==== Given information

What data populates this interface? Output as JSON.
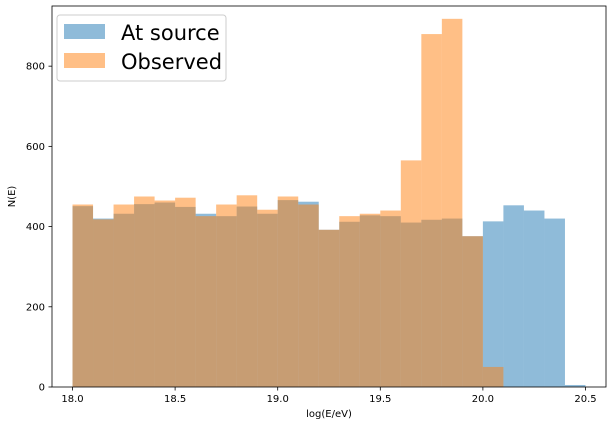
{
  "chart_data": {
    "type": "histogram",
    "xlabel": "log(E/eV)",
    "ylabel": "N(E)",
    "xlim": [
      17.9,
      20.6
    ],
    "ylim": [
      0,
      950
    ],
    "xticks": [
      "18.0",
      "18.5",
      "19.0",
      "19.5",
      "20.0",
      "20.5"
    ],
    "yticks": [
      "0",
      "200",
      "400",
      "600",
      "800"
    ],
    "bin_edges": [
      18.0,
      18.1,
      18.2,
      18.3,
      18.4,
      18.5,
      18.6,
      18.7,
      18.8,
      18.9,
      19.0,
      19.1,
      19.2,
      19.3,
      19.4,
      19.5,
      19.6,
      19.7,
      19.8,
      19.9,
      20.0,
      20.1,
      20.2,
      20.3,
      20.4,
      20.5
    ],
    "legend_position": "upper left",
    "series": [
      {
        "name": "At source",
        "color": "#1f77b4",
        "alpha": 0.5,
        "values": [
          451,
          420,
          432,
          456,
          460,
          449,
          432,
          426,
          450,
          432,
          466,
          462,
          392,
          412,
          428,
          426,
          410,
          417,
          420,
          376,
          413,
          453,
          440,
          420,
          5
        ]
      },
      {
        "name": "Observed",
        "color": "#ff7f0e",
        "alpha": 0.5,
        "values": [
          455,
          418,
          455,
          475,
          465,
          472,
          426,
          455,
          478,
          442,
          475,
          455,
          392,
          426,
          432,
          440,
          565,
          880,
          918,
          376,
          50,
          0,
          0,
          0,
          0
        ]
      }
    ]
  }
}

========

● **Directive**:
Return the entries unchanged, save for the pictures, which do not belong in the copy.

● **Solution below**:
What data populates this interface? Output as JSON.
{
  "chart_data": {
    "type": "histogram",
    "xlabel": "log(E/eV)",
    "ylabel": "N(E)",
    "xlim": [
      17.9,
      20.6
    ],
    "ylim": [
      0,
      950
    ],
    "xticks": [
      "18.0",
      "18.5",
      "19.0",
      "19.5",
      "20.0",
      "20.5"
    ],
    "yticks": [
      "0",
      "200",
      "400",
      "600",
      "800"
    ],
    "bin_edges": [
      18.0,
      18.1,
      18.2,
      18.3,
      18.4,
      18.5,
      18.6,
      18.7,
      18.8,
      18.9,
      19.0,
      19.1,
      19.2,
      19.3,
      19.4,
      19.5,
      19.6,
      19.7,
      19.8,
      19.9,
      20.0,
      20.1,
      20.2,
      20.3,
      20.4,
      20.5
    ],
    "legend_position": "upper left",
    "series": [
      {
        "name": "At source",
        "color": "#1f77b4",
        "alpha": 0.5,
        "values": [
          451,
          420,
          432,
          456,
          460,
          449,
          432,
          426,
          450,
          432,
          466,
          462,
          392,
          412,
          428,
          426,
          410,
          417,
          420,
          376,
          413,
          453,
          440,
          420,
          5
        ]
      },
      {
        "name": "Observed",
        "color": "#ff7f0e",
        "alpha": 0.5,
        "values": [
          455,
          418,
          455,
          475,
          465,
          472,
          426,
          455,
          478,
          442,
          475,
          455,
          392,
          426,
          432,
          440,
          565,
          880,
          918,
          376,
          50,
          0,
          0,
          0,
          0
        ]
      }
    ]
  }
}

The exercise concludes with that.